WHAT YOU ARE ASKED TO DO.
Reproduce all of the listing below without alteration.

-- START OF RECORDS TO USE --

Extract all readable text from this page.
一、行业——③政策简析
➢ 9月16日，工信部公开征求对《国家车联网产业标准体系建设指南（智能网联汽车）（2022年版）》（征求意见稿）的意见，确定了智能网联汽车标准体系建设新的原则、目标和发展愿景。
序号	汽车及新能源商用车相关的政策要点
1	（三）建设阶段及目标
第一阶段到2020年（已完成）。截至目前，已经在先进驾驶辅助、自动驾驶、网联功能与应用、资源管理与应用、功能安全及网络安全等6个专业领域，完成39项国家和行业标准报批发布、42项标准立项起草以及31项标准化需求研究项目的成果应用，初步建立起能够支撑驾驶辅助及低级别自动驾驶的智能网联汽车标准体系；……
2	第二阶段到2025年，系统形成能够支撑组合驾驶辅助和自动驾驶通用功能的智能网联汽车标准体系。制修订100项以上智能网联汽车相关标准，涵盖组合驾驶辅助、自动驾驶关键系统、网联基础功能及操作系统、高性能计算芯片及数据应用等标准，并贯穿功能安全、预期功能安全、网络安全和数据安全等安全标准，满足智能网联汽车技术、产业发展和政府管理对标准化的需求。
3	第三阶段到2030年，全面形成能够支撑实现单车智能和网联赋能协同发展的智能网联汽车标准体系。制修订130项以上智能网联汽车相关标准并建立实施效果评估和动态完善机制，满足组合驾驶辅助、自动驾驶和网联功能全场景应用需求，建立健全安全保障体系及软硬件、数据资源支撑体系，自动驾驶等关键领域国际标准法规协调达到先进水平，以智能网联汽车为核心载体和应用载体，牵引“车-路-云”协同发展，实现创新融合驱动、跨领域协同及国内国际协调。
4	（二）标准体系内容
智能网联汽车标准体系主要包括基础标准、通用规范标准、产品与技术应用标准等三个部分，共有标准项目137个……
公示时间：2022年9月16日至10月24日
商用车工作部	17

-- END OF RECORDS TO USE --

REPLY.
Extract all readable text from this page.
一、行业——③政策简析
➢ 9月16日，工信部公开征求对《国家车联网产业标准体系建设指南（智能网联汽车）（2022年版）》（征求意见稿）的意见，确定了智能网联汽车标准体系建设新的原则、目标和发展愿景。
序号	汽车及新能源商用车相关的政策要点
1	（三）建设阶段及目标
第一阶段到2020年（已完成）。截至目前，已经在先进驾驶辅助、自动驾驶、网联功能与应用、资源管理与应用、功能安全及网络安全等6个专业领域，完成39项国家和行业标准报批发布、42项标准立项起草以及31项标准化需求研究项目的成果应用，初步建立起能够支撑驾驶辅助及低级别自动驾驶的智能网联汽车标准体系；……
2	第二阶段到2025年，系统形成能够支撑组合驾驶辅助和自动驾驶通用功能的智能网联汽车标准体系。制修订100项以上智能网联汽车相关标准，涵盖组合驾驶辅助、自动驾驶关键系统、网联基础功能及操作系统、高性能计算芯片及数据应用等标准，并贯穿功能安全、预期功能安全、网络安全和数据安全等安全标准，满足智能网联汽车技术、产业发展和政府管理对标准化的需求。
3	第三阶段到2030年，全面形成能够支撑实现单车智能和网联赋能协同发展的智能网联汽车标准体系。制修订130项以上智能网联汽车相关标准并建立实施效果评估和动态完善机制，满足组合驾驶辅助、自动驾驶和网联功能全场景应用需求，建立健全安全保障体系及软硬件、数据资源支撑体系，自动驾驶等关键领域国际标准法规协调达到先进水平，以智能网联汽车为核心载体和应用载体，牵引“车-路-云”协同发展，实现创新融合驱动、跨领域协同及国内国际协调。
4	（二）标准体系内容
智能网联汽车标准体系主要包括基础标准、通用规范标准、产品与技术应用标准等三个部分，共有标准项目137个……
公示时间：2022年9月16日至10月24日
商用车工作部	17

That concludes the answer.